The Committee noted in its first report that the predominant view was that there was a need for the establishment of an independent dispute resolution body—something that would provide an alternative to the court system. The Committee is pleased to be able to support this legislation that establishes such a body.

This body, the Superannuation Complaints Tribunal, will review decisions of trustees that have been the subject of a complaint, and have not been resolved by the trustees' internal dispute resolution mechanism.

The Treasurer has indicated that the review of some decisions will be excluded from the Tribunal's jurisdiction. These `excluded complaints' will include cases involving disability issues. The Committee has recommended that cases involving disability issues should not be automatically excluded. Rather, so-called disability cases, where the complaint essentially involves a procedural matter and cases that involve questions of legal interpretation should fall within the Tribunal's jurisdiction. It is envisaged that in procedural matters the Tribunal will use its power to remit matters with directions to the trustees.

In order to achieve a structure that provides a true alternative to the court system, the legislation, as a rule, does not permit legal representation before the Tribunal, although there is a discretion to do so.

The Committee received submissions concerned about this provision and gave the issue considerable examination. The Committee was concerned to ensure that there was an appropriate balance between the objective of a fair, economical, informal and quick dispute resolution mechanism, and the necessity that consumers have access to appropriate assistance and advice in the preparation of their matters before the Tribunal.

For this reason the Committee was particularly attracted to the concept submitted by the Consumer Credit Legal Service of Victoria and the Consumer Credit Legal Centre of New South Wales. They suggested that an independent consumer advisory service, whether legal or multi-disciplinary, be established.

→ **Source excerpt**

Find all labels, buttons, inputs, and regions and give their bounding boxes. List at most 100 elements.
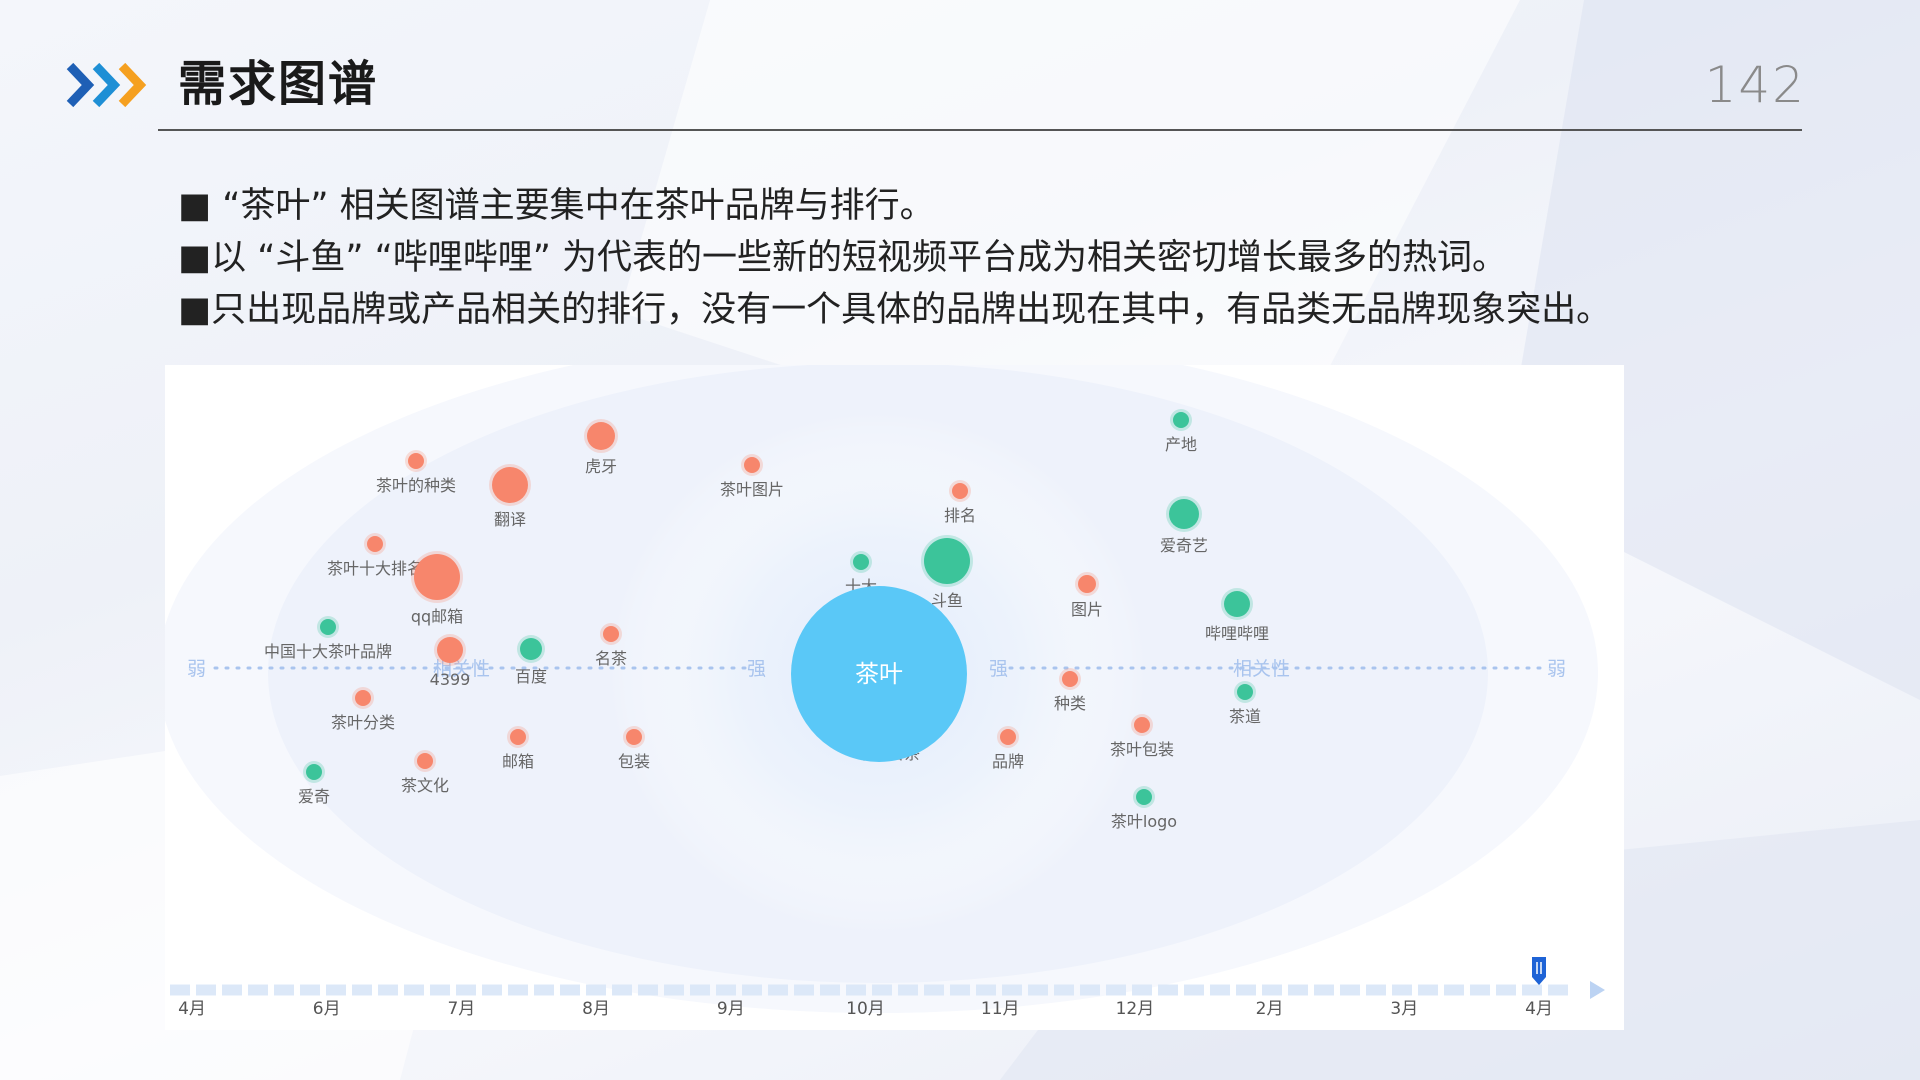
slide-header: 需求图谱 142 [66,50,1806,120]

→ **Exercise description**
Can you quote the passage on the Superannuation Complaints Tribunal word for word, starting with "This body, the" and going on through "to the trustees."?

→ **Full response**
This body, the Superannuation Complaints Tribunal, will review decisions of trustees that have been the subject of a complaint, and have not been resolved by the trustees' internal dispute resolution mechanism.

The Treasurer has indicated that the review of some decisions will be excluded from the Tribunal's jurisdiction. These `excluded complaints' will include cases involving disability issues. The Committee has recommended that cases involving disability issues should not be automatically excluded. Rather, so-called disability cases, where the complaint essentially involves a procedural matter and cases that involve questions of legal interpretation should fall within the Tribunal's jurisdiction. It is envisaged that in procedural matters the Tribunal will use its power to remit matters with directions to the trustees.